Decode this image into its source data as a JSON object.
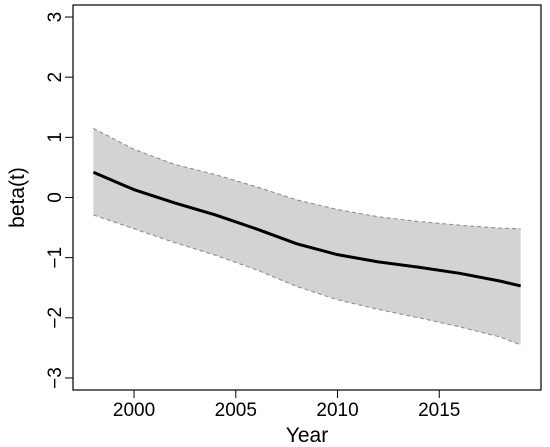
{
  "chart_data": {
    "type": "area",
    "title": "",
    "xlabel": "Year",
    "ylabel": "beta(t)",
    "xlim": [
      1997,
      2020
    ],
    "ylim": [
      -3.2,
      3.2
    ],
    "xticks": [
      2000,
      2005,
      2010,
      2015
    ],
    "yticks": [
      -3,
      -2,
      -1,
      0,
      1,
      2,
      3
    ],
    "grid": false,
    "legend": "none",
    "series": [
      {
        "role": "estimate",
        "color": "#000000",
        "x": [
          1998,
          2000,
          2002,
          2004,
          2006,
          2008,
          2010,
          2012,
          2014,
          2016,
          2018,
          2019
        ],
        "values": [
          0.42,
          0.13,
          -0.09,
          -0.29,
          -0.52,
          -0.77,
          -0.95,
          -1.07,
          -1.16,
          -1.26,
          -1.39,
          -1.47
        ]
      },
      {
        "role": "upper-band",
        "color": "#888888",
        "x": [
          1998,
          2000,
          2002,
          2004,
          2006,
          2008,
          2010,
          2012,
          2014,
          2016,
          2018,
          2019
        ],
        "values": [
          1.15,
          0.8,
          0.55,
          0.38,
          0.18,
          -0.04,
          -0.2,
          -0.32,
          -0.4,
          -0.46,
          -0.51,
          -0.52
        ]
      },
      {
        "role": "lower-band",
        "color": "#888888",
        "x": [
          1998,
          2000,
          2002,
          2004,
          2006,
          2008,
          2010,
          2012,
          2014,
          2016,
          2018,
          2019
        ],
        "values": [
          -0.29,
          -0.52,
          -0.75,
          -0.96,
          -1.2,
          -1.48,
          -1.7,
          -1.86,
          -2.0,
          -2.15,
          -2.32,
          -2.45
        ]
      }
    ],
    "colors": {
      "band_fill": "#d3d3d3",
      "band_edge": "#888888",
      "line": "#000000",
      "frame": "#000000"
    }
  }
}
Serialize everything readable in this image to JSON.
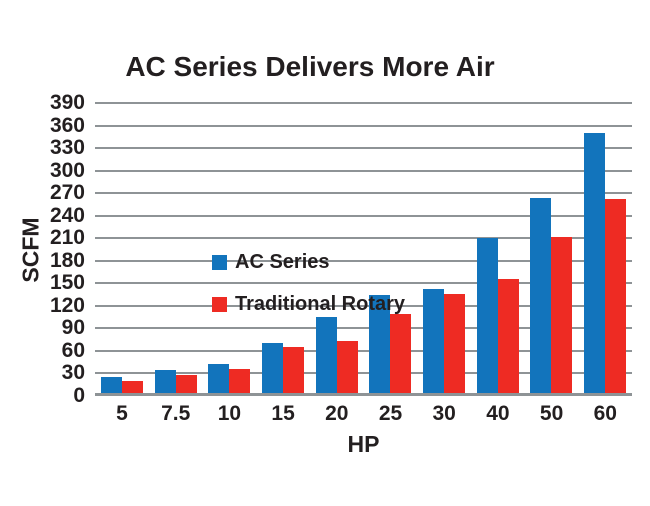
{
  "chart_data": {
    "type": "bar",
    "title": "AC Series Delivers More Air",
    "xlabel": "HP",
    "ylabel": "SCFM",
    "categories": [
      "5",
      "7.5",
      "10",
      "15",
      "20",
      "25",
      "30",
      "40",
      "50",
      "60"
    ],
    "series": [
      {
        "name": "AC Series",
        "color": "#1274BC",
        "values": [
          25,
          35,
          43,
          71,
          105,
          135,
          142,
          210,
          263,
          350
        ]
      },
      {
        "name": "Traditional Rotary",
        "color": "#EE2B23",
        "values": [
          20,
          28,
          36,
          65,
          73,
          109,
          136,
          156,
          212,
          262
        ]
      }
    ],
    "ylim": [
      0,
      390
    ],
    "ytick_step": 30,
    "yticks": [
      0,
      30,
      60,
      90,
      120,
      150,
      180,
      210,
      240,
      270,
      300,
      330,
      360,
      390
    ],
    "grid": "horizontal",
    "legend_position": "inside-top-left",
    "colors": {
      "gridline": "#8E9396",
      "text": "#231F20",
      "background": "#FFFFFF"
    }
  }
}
━━━
__Task prompt__
Locate "Serialize everything readable" in the entries above. Copy, exactly and only, the lines from that line to the end, leaving out the pictures.

__Response below__
Serialize everything readable in this image to JSON.
{
  "chart_data": {
    "type": "bar",
    "title": "AC Series Delivers More Air",
    "xlabel": "HP",
    "ylabel": "SCFM",
    "categories": [
      "5",
      "7.5",
      "10",
      "15",
      "20",
      "25",
      "30",
      "40",
      "50",
      "60"
    ],
    "series": [
      {
        "name": "AC Series",
        "color": "#1274BC",
        "values": [
          25,
          35,
          43,
          71,
          105,
          135,
          142,
          210,
          263,
          350
        ]
      },
      {
        "name": "Traditional Rotary",
        "color": "#EE2B23",
        "values": [
          20,
          28,
          36,
          65,
          73,
          109,
          136,
          156,
          212,
          262
        ]
      }
    ],
    "ylim": [
      0,
      390
    ],
    "ytick_step": 30,
    "yticks": [
      0,
      30,
      60,
      90,
      120,
      150,
      180,
      210,
      240,
      270,
      300,
      330,
      360,
      390
    ],
    "grid": "horizontal",
    "legend_position": "inside-top-left",
    "colors": {
      "gridline": "#8E9396",
      "text": "#231F20",
      "background": "#FFFFFF"
    }
  }
}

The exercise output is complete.